_Aim of the exercise_. Print all of the lines exactly. Any picture among them stays out.

_The input_.
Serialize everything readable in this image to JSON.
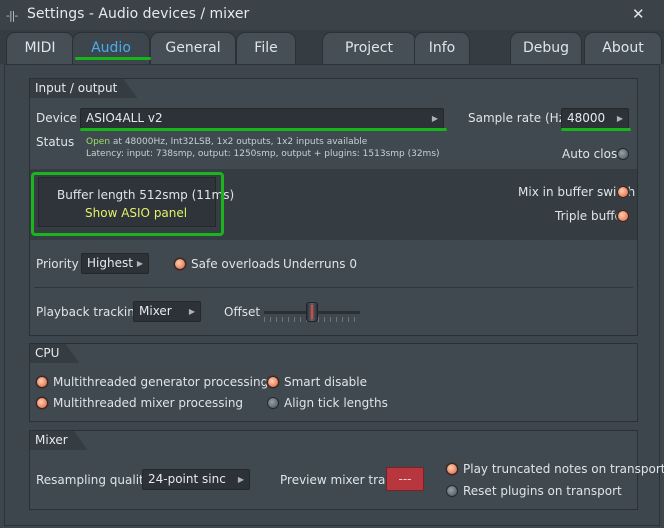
{
  "window": {
    "title": "Settings - Audio devices / mixer",
    "close_glyph": "✕",
    "drag_glyph": "-||-"
  },
  "tabs": [
    {
      "label": "MIDI"
    },
    {
      "label": "Audio"
    },
    {
      "label": "General"
    },
    {
      "label": "File"
    },
    {
      "label": "Project"
    },
    {
      "label": "Info"
    },
    {
      "label": "Debug"
    },
    {
      "label": "About"
    }
  ],
  "active_tab": "Audio",
  "io": {
    "section_title": "Input / output",
    "device_label": "Device",
    "device_value": "ASIO4ALL v2",
    "sample_rate_label": "Sample rate (Hz)",
    "sample_rate_value": "48000",
    "status_label": "Status",
    "status_open": "Open",
    "status_line1": "at 48000Hz, Int32LSB, 1x2 outputs, 1x2 inputs available",
    "status_line2": "Latency: input: 738smp, output: 1250smp, output + plugins: 1513smp (32ms)",
    "auto_close_label": "Auto close",
    "auto_close_on": false,
    "buffer_length_text": "Buffer length 512smp (11ms)",
    "show_asio_label": "Show ASIO panel",
    "mix_in_buffer_label": "Mix in buffer switch",
    "mix_in_buffer_on": true,
    "triple_buffer_label": "Triple buffer",
    "triple_buffer_on": true,
    "priority_label": "Priority",
    "priority_value": "Highest",
    "safe_overloads_label": "Safe overloads",
    "safe_overloads_on": true,
    "underruns_text": "Underruns 0",
    "playback_tracking_label": "Playback tracking",
    "playback_tracking_value": "Mixer",
    "offset_label": "Offset"
  },
  "cpu": {
    "section_title": "CPU",
    "multithreaded_generator_label": "Multithreaded generator processing",
    "multithreaded_generator_on": true,
    "multithreaded_mixer_label": "Multithreaded mixer processing",
    "multithreaded_mixer_on": true,
    "smart_disable_label": "Smart disable",
    "smart_disable_on": true,
    "align_tick_label": "Align tick lengths",
    "align_tick_on": false
  },
  "mixer": {
    "section_title": "Mixer",
    "resampling_label": "Resampling quality",
    "resampling_value": "24-point sinc",
    "preview_label": "Preview mixer track",
    "preview_value": "---",
    "play_truncated_label": "Play truncated notes on transport",
    "play_truncated_on": true,
    "reset_plugins_label": "Reset plugins on transport",
    "reset_plugins_on": false
  },
  "colors": {
    "accent_tab": "#49aef0",
    "highlight_green": "#1bb31f",
    "status_open": "#9be26a",
    "asio_link": "#e3f26a",
    "led_on": "#f0825b",
    "preview_red": "#b8363d"
  }
}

_Solution to the exercise_.
Serialize everything readable in this image to JSON.
{
  "window": {
    "title": "Settings - Audio devices / mixer",
    "close_glyph": "✕",
    "drag_glyph": "-||-"
  },
  "tabs": [
    {
      "label": "MIDI"
    },
    {
      "label": "Audio"
    },
    {
      "label": "General"
    },
    {
      "label": "File"
    },
    {
      "label": "Project"
    },
    {
      "label": "Info"
    },
    {
      "label": "Debug"
    },
    {
      "label": "About"
    }
  ],
  "active_tab": "Audio",
  "io": {
    "section_title": "Input / output",
    "device_label": "Device",
    "device_value": "ASIO4ALL v2",
    "sample_rate_label": "Sample rate (Hz)",
    "sample_rate_value": "48000",
    "status_label": "Status",
    "status_open": "Open",
    "status_line1": "at 48000Hz, Int32LSB, 1x2 outputs, 1x2 inputs available",
    "status_line2": "Latency: input: 738smp, output: 1250smp, output + plugins: 1513smp (32ms)",
    "auto_close_label": "Auto close",
    "auto_close_on": false,
    "buffer_length_text": "Buffer length 512smp (11ms)",
    "show_asio_label": "Show ASIO panel",
    "mix_in_buffer_label": "Mix in buffer switch",
    "mix_in_buffer_on": true,
    "triple_buffer_label": "Triple buffer",
    "triple_buffer_on": true,
    "priority_label": "Priority",
    "priority_value": "Highest",
    "safe_overloads_label": "Safe overloads",
    "safe_overloads_on": true,
    "underruns_text": "Underruns 0",
    "playback_tracking_label": "Playback tracking",
    "playback_tracking_value": "Mixer",
    "offset_label": "Offset"
  },
  "cpu": {
    "section_title": "CPU",
    "multithreaded_generator_label": "Multithreaded generator processing",
    "multithreaded_generator_on": true,
    "multithreaded_mixer_label": "Multithreaded mixer processing",
    "multithreaded_mixer_on": true,
    "smart_disable_label": "Smart disable",
    "smart_disable_on": true,
    "align_tick_label": "Align tick lengths",
    "align_tick_on": false
  },
  "mixer": {
    "section_title": "Mixer",
    "resampling_label": "Resampling quality",
    "resampling_value": "24-point sinc",
    "preview_label": "Preview mixer track",
    "preview_value": "---",
    "play_truncated_label": "Play truncated notes on transport",
    "play_truncated_on": true,
    "reset_plugins_label": "Reset plugins on transport",
    "reset_plugins_on": false
  },
  "colors": {
    "accent_tab": "#49aef0",
    "highlight_green": "#1bb31f",
    "status_open": "#9be26a",
    "asio_link": "#e3f26a",
    "led_on": "#f0825b",
    "preview_red": "#b8363d"
  }
}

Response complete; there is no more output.